Excerpt from a dataset:

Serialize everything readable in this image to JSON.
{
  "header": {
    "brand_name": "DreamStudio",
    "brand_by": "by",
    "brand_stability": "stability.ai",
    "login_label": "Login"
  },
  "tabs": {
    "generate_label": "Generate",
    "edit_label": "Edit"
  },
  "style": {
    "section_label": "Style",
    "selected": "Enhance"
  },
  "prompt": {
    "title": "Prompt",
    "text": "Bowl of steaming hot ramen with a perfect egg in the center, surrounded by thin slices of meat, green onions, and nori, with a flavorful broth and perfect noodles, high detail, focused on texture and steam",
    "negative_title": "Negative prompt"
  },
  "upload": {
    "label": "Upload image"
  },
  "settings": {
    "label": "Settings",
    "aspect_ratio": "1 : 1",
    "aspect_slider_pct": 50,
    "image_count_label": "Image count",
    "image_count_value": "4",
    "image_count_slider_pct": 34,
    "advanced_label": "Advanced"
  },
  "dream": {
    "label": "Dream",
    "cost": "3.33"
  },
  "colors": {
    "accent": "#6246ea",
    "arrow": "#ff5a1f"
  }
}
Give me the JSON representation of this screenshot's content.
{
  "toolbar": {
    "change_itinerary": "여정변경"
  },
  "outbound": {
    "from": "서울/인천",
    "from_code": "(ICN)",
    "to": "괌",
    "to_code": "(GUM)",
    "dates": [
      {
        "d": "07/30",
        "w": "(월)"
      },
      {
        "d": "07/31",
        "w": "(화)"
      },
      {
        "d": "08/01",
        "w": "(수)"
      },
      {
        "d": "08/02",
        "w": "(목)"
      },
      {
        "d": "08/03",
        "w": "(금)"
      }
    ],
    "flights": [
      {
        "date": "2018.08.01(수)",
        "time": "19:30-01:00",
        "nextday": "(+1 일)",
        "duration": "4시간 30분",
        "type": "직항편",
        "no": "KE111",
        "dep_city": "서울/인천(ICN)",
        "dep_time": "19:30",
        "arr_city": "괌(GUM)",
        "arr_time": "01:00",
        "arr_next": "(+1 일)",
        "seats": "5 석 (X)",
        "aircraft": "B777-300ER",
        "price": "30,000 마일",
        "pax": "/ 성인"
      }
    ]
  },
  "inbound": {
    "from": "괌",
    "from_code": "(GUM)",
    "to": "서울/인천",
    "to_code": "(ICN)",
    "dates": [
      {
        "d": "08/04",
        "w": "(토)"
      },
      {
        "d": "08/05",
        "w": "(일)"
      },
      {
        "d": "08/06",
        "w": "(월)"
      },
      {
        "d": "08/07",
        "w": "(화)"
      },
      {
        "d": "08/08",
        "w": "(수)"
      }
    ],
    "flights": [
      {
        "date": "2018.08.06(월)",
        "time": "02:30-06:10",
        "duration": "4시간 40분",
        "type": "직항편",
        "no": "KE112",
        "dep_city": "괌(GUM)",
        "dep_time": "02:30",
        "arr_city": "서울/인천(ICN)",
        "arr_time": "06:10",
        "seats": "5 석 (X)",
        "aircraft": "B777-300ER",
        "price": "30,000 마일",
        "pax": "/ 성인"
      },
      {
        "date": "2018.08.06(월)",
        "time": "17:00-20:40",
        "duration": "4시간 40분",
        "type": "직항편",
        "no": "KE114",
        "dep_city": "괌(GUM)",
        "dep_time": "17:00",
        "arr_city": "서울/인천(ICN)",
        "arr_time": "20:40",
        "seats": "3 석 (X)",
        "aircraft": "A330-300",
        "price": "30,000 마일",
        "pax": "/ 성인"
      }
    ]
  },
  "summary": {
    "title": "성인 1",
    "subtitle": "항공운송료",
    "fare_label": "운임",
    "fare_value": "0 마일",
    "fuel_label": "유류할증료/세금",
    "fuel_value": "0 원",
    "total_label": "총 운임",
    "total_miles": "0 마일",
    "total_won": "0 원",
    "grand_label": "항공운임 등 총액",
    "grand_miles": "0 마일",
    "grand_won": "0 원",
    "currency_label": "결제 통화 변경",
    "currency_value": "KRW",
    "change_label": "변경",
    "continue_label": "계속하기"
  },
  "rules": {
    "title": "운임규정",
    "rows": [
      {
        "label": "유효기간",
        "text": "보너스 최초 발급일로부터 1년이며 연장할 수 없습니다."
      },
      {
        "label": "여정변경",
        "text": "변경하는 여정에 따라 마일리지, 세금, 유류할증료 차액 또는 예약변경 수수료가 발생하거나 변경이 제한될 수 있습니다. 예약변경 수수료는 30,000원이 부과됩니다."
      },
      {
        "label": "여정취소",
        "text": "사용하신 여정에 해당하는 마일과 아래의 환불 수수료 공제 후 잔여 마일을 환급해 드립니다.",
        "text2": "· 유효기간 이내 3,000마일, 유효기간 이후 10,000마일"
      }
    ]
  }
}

=== Instructions for the task ===
Type the material above out again, exactly.

=== Full solution ===
Serialize everything readable in this image to JSON.
{
  "header": {
    "brand_name": "DreamStudio",
    "brand_by": "by",
    "brand_stability": "stability.ai",
    "login_label": "Login"
  },
  "tabs": {
    "generate_label": "Generate",
    "edit_label": "Edit"
  },
  "style": {
    "section_label": "Style",
    "selected": "Enhance"
  },
  "prompt": {
    "title": "Prompt",
    "text": "Bowl of steaming hot ramen with a perfect egg in the center, surrounded by thin slices of meat, green onions, and nori, with a flavorful broth and perfect noodles, high detail, focused on texture and steam",
    "negative_title": "Negative prompt"
  },
  "upload": {
    "label": "Upload image"
  },
  "settings": {
    "label": "Settings",
    "aspect_ratio": "1 : 1",
    "aspect_slider_pct": 50,
    "image_count_label": "Image count",
    "image_count_value": "4",
    "image_count_slider_pct": 34,
    "advanced_label": "Advanced"
  },
  "dream": {
    "label": "Dream",
    "cost": "3.33"
  },
  "colors": {
    "accent": "#6246ea",
    "arrow": "#ff5a1f"
  }
}
Give me the JSON representation of this screenshot's content.
{
  "toolbar": {
    "change_itinerary": "여정변경"
  },
  "outbound": {
    "from": "서울/인천",
    "from_code": "(ICN)",
    "to": "괌",
    "to_code": "(GUM)",
    "dates": [
      {
        "d": "07/30",
        "w": "(월)"
      },
      {
        "d": "07/31",
        "w": "(화)"
      },
      {
        "d": "08/01",
        "w": "(수)"
      },
      {
        "d": "08/02",
        "w": "(목)"
      },
      {
        "d": "08/03",
        "w": "(금)"
      }
    ],
    "flights": [
      {
        "date": "2018.08.01(수)",
        "time": "19:30-01:00",
        "nextday": "(+1 일)",
        "duration": "4시간 30분",
        "type": "직항편",
        "no": "KE111",
        "dep_city": "서울/인천(ICN)",
        "dep_time": "19:30",
        "arr_city": "괌(GUM)",
        "arr_time": "01:00",
        "arr_next": "(+1 일)",
        "seats": "5 석 (X)",
        "aircraft": "B777-300ER",
        "price": "30,000 마일",
        "pax": "/ 성인"
      }
    ]
  },
  "inbound": {
    "from": "괌",
    "from_code": "(GUM)",
    "to": "서울/인천",
    "to_code": "(ICN)",
    "dates": [
      {
        "d": "08/04",
        "w": "(토)"
      },
      {
        "d": "08/05",
        "w": "(일)"
      },
      {
        "d": "08/06",
        "w": "(월)"
      },
      {
        "d": "08/07",
        "w": "(화)"
      },
      {
        "d": "08/08",
        "w": "(수)"
      }
    ],
    "flights": [
      {
        "date": "2018.08.06(월)",
        "time": "02:30-06:10",
        "duration": "4시간 40분",
        "type": "직항편",
        "no": "KE112",
        "dep_city": "괌(GUM)",
        "dep_time": "02:30",
        "arr_city": "서울/인천(ICN)",
        "arr_time": "06:10",
        "seats": "5 석 (X)",
        "aircraft": "B777-300ER",
        "price": "30,000 마일",
        "pax": "/ 성인"
      },
      {
        "date": "2018.08.06(월)",
        "time": "17:00-20:40",
        "duration": "4시간 40분",
        "type": "직항편",
        "no": "KE114",
        "dep_city": "괌(GUM)",
        "dep_time": "17:00",
        "arr_city": "서울/인천(ICN)",
        "arr_time": "20:40",
        "seats": "3 석 (X)",
        "aircraft": "A330-300",
        "price": "30,000 마일",
        "pax": "/ 성인"
      }
    ]
  },
  "summary": {
    "title": "성인 1",
    "subtitle": "항공운송료",
    "fare_label": "운임",
    "fare_value": "0 마일",
    "fuel_label": "유류할증료/세금",
    "fuel_value": "0 원",
    "total_label": "총 운임",
    "total_miles": "0 마일",
    "total_won": "0 원",
    "grand_label": "항공운임 등 총액",
    "grand_miles": "0 마일",
    "grand_won": "0 원",
    "currency_label": "결제 통화 변경",
    "currency_value": "KRW",
    "change_label": "변경",
    "continue_label": "계속하기"
  },
  "rules": {
    "title": "운임규정",
    "rows": [
      {
        "label": "유효기간",
        "text": "보너스 최초 발급일로부터 1년이며 연장할 수 없습니다."
      },
      {
        "label": "여정변경",
        "text": "변경하는 여정에 따라 마일리지, 세금, 유류할증료 차액 또는 예약변경 수수료가 발생하거나 변경이 제한될 수 있습니다. 예약변경 수수료는 30,000원이 부과됩니다."
      },
      {
        "label": "여정취소",
        "text": "사용하신 여정에 해당하는 마일과 아래의 환불 수수료 공제 후 잔여 마일을 환급해 드립니다.",
        "text2": "· 유효기간 이내 3,000마일, 유효기간 이후 10,000마일"
      }
    ]
  }
}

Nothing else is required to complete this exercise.